_Aim of the task_.
Give an exact copy of every line, leaving images out.
○ ○ ○ ○ ○
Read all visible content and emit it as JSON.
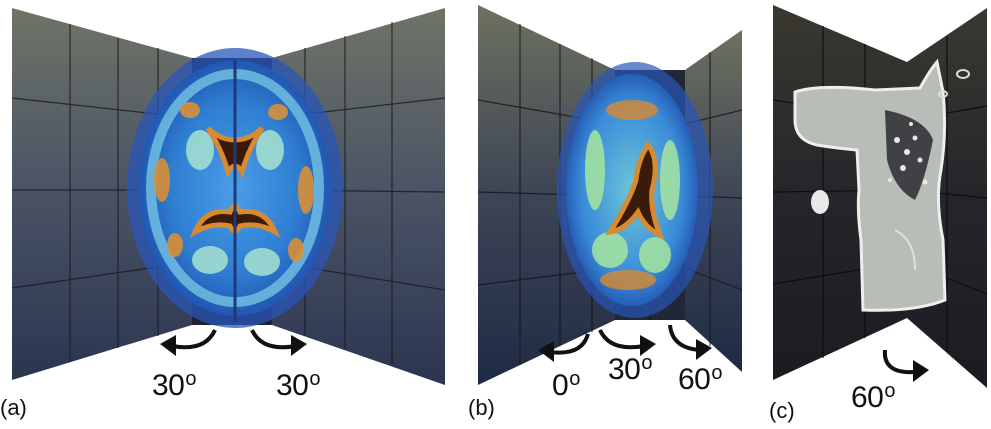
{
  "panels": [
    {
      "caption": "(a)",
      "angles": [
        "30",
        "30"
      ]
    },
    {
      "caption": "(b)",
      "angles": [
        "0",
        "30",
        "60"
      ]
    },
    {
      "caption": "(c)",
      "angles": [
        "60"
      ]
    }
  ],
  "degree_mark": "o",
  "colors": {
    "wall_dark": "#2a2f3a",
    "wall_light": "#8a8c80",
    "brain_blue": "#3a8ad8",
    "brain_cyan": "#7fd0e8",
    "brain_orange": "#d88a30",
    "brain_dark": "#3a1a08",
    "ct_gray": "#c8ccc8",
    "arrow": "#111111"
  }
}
○ ○ ○ ○ ○
_Exercise answer_.
Read all visible content and emit it as JSON.
{
  "panels": [
    {
      "caption": "(a)",
      "angles": [
        "30",
        "30"
      ]
    },
    {
      "caption": "(b)",
      "angles": [
        "0",
        "30",
        "60"
      ]
    },
    {
      "caption": "(c)",
      "angles": [
        "60"
      ]
    }
  ],
  "degree_mark": "o",
  "colors": {
    "wall_dark": "#2a2f3a",
    "wall_light": "#8a8c80",
    "brain_blue": "#3a8ad8",
    "brain_cyan": "#7fd0e8",
    "brain_orange": "#d88a30",
    "brain_dark": "#3a1a08",
    "ct_gray": "#c8ccc8",
    "arrow": "#111111"
  }
}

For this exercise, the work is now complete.